== EXCERPT PROVIDED

State v. Mitchell

Decision Date30 December 1970
Docket NumberNo. 2133,2133
Citation478 P.2d 517,106 Ariz. 492
PartiesSTATE of Arizona, Appellee, v. Thomas Armendarez MITCHELL, Jr., Appellant.
CourtArizona Supreme Court

Gary K. Nelson, Atty. Gen. by Carl Waag, Asst. Atty. Gen., Phoenix, for appellee.

S. Jeffrey Minker, Tucson, for appellant.

McFARLAND, Justice:

Thomas Armendarez Mitchell, Jr., hereinafter referred to as defendant, was tried and convicted on Count I--attempted kidnapping 'while armed with a gun' and Count II--assault with a 'deadly weapon or instrument, to wit: a gun'--and was sentenced to a term of not less than ten years nor more than fifteen years in the Arizona State Prison, both counts to run concurrently. From his conviction and sentence he appeals.

Defendant entered a plea of not guilty and not guilty by reason of insanity to both counts. It was alleged that the acts were committed on November 14, 1968, upon Rebecca Mullinax in violation of A.R.S. § 13--108, § 13--110, § 13--491, as amended, and § 13--249, as amended. Defendant made a motion for a directed verdict of acquittal on each count which was denied.

On November 14, 1968, Rebecca Mullinax was returning to Alice Vail Junior High School. The defendant walked up behind her as she approached the school and took her by the arm. He had a gun in one hand. He told her not to scream or he would shoot her. He asked her to go to his truck, and she told him if he did not release her she would scream. He did not release her, so she screamed, at which time defendant released her, and she ran into the school. The police were notified, and, upon arrival, found a clip-type gun and a clip near the defendant's truck. Defendant told the officers he did not know how to get a bullet from the clip into the chamber of the gun.

====

### REQUEST 1
List every statutory section number cited in the State v. Mitchell excerpt.
### REQUEST 2
In the listing, retype the lines beginning with the one containing "fel-line: sig på xyxy=(13,267,63,288)" and continuing through the one containing "text: och xyxy=(874,866,906,887)".

== SOURCE MATERIAL

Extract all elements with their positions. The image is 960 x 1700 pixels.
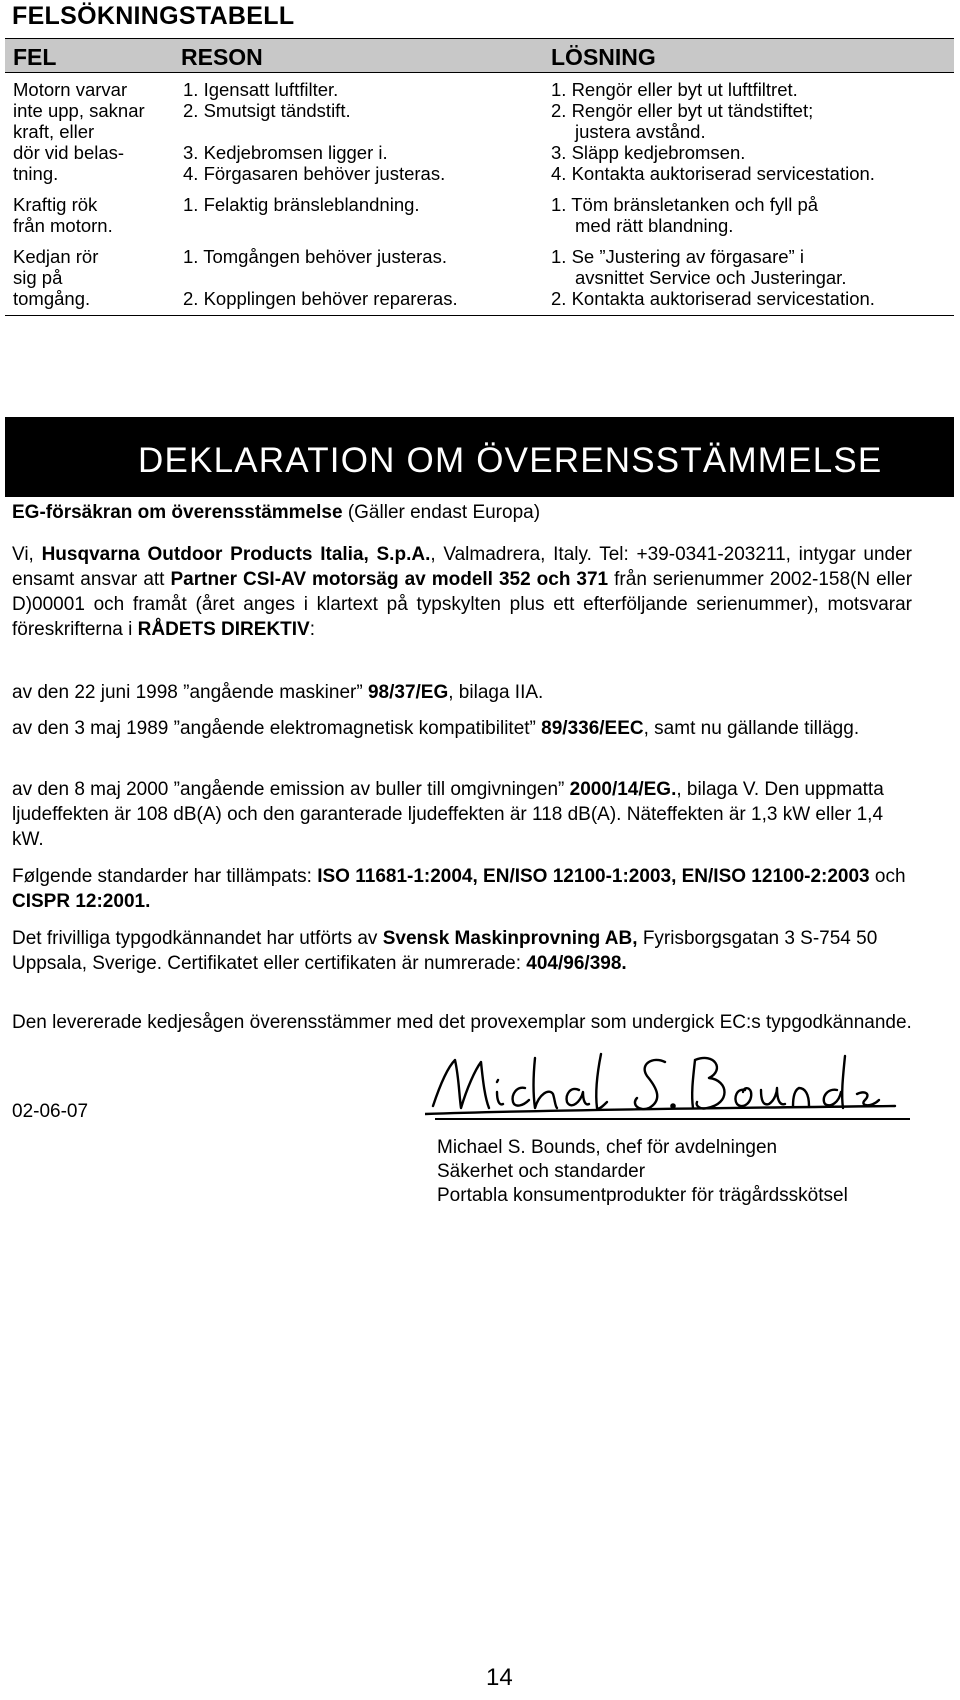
fel-line: sig på xyxy=(13,267,63,288)
losning-cell xyxy=(543,188,954,240)
losning-line: justera avstånd. xyxy=(575,121,706,142)
losning-line: 2. Rengör eller byt ut tändstiftet; xyxy=(551,100,814,121)
company-name: Husqvarna Outdoor Products Italia, S.p.A. xyxy=(41,544,431,565)
text: och xyxy=(874,866,906,887)
losning-line: 1. Töm bränsletanken och fyll på xyxy=(551,194,819,215)
table-row xyxy=(5,240,954,316)
text: , bilaga IIA. xyxy=(448,682,544,703)
eg-note: (Gäller endast Europa) xyxy=(347,502,541,523)
directive-code: 98/37/EG xyxy=(367,682,449,703)
losning-line: med rätt blandning. xyxy=(575,215,734,236)
losning-cell xyxy=(543,73,954,189)
signer-department: Säkerhet och standarder xyxy=(437,1161,646,1182)
declaration-title: DEKLARATION OM ÖVERENSSTÄMMELSE xyxy=(138,441,883,480)
fel-line: från motorn. xyxy=(13,215,113,236)
declaration-date: 02-06-07 xyxy=(12,1101,89,1122)
cispr-standard: CISPR 12:2001. xyxy=(12,891,151,912)
product-name: Partner CSI-AV motorsäg av modell 352 och 371 xyxy=(170,569,609,590)
signature-line xyxy=(435,1118,910,1120)
header-reson: RESON xyxy=(173,39,543,73)
declaration-paragraph-2 xyxy=(12,680,912,705)
declaration-paragraph-4 xyxy=(12,777,912,852)
reson-line: 4. Förgasaren behöver justeras. xyxy=(183,163,446,184)
troubleshooting-table xyxy=(5,38,954,316)
losning-line: 4. Kontakta auktoriserad servicestation. xyxy=(551,163,875,184)
declaration-paragraph-5 xyxy=(12,864,912,914)
declaration-paragraph-6 xyxy=(12,926,912,976)
table-row xyxy=(5,73,954,189)
declaration-paragraph-3 xyxy=(12,716,912,741)
page-number: 14 xyxy=(486,1664,513,1691)
text: : xyxy=(309,619,316,640)
reson-line: 2. Smutsigt tändstift. xyxy=(183,100,351,121)
fel-line: dör vid belas- xyxy=(13,142,125,163)
signer-block xyxy=(437,1136,848,1208)
declaration-banner xyxy=(5,417,954,497)
reson-cell xyxy=(173,240,543,316)
reson-line: 1. Igensatt luftfilter. xyxy=(183,79,339,100)
signer-name: Michael S. Bounds, chef för avdelningen xyxy=(437,1137,778,1158)
fel-cell xyxy=(5,188,173,240)
text: Den levererade kedjesågen överensstämmer med det provexemplar som undergick EC:s typgodkännande. xyxy=(12,1012,912,1033)
fel-line: tomgång. xyxy=(13,288,91,309)
text: från serienummer 2002-158(N eller D)00001 och framåt (året anges i klartext på typskylten plus ett efterföljande serienummer), motsvarar föreskrifterna i xyxy=(12,569,913,640)
fel-cell xyxy=(5,73,173,189)
text: av den 8 maj 2000 ”angående emission av buller till omgivningen” xyxy=(12,779,565,800)
text: , samt nu gällande tillägg. xyxy=(643,718,860,739)
eg-line xyxy=(12,500,912,525)
reson-line: 1. Tomgången behöver justeras. xyxy=(183,246,447,267)
losning-line: 1. Rengör eller byt ut luftfiltret. xyxy=(551,79,798,100)
directive-code: 2000/14/EG. xyxy=(569,779,677,800)
fel-line: tning. xyxy=(13,163,59,184)
fel-line: inte upp, saknar xyxy=(13,100,145,121)
reson-line: 1. Felaktig bränsleblandning. xyxy=(183,194,420,215)
reson-cell xyxy=(173,188,543,240)
text: Fyrisborgsgatan 3 S-754 50 Uppsala, Sverige. Certifikatet eller certifikaten är numrerade: xyxy=(12,928,878,974)
declaration-paragraph-1 xyxy=(12,542,912,642)
text: Følgende standarder har tillämpats: xyxy=(12,866,312,887)
text: av den 3 maj 1989 ”angående elektromagnetisk kompatibilitet” xyxy=(12,718,536,739)
losning-line: 2. Kontakta auktoriserad servicestation. xyxy=(551,288,875,309)
fel-cell xyxy=(5,240,173,316)
fel-line: Kedjan rör xyxy=(13,246,99,267)
certificate-number: 404/96/398. xyxy=(526,953,627,974)
directive-code: 89/336/EEC xyxy=(541,718,644,739)
fel-line: Kraftig rök xyxy=(13,194,98,215)
text: , bilaga V. Den uppmatta ljudeffekten är 108 dB(A) och den garanterade ljudeffekten är 118 dB(A). Näteffekten är 1,3 kW eller 1,4 kW. xyxy=(12,779,884,850)
approval-body: Svensk Maskinprovning AB, xyxy=(382,928,638,949)
troubleshooting-title: FELSÖKNINGSTABELL xyxy=(12,2,295,30)
signer-division: Portabla konsumentprodukter för trägårdsskötsel xyxy=(437,1185,848,1206)
signature-image xyxy=(425,1048,905,1128)
text: Vi, xyxy=(12,544,34,565)
declaration-paragraph-7 xyxy=(12,1010,912,1035)
losning-line: 3. Släpp kedjebromsen. xyxy=(551,142,746,163)
text: av den 22 juni 1998 ”angående maskiner” xyxy=(12,682,363,703)
fel-line: kraft, eller xyxy=(13,121,95,142)
eg-heading: EG-försäkran om överensstämmelse xyxy=(12,502,343,523)
directive-label: RÅDETS DIREKTIV xyxy=(137,619,310,640)
header-losning: LÖSNING xyxy=(543,39,954,73)
losning-line: avsnittet Service och Justeringar. xyxy=(575,267,847,288)
reson-cell xyxy=(173,73,543,189)
text: , Valmadrera, Italy. Tel: +39-0341-203211, intygar under ensamt ansvar att xyxy=(12,544,913,590)
fel-line: Motorn varvar xyxy=(13,79,128,100)
reson-line: 2. Kopplingen behöver repareras. xyxy=(183,288,458,309)
text: Det frivilliga typgodkännandet har utförts av xyxy=(12,928,378,949)
table-row xyxy=(5,188,954,240)
header-fel: FEL xyxy=(5,39,173,73)
losning-cell xyxy=(543,240,954,316)
standards-list: ISO 11681-1:2004, EN/ISO 12100-1:2003, EN/ISO 12100-2:2003 xyxy=(317,866,870,887)
losning-line: 1. Se ”Justering av förgasare” i xyxy=(551,246,804,267)
reson-line: 3. Kedjebromsen ligger i. xyxy=(183,142,388,163)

====

### EXERCISE SOLUTION 1
§ 13--108
§ 13--110
§ 13--491
§ 13--249

### EXERCISE SOLUTION 2
fel-line: sig på xyxy=(13,267,63,288)
losning-cell xyxy=(543,188,954,240)
losning-line: justera avstånd. xyxy=(575,121,706,142)
losning-line: 2. Rengör eller byt ut tändstiftet; xyxy=(551,100,814,121)
company-name: Husqvarna Outdoor Products Italia, S.p.A. xyxy=(41,544,431,565)
text: och xyxy=(874,866,906,887)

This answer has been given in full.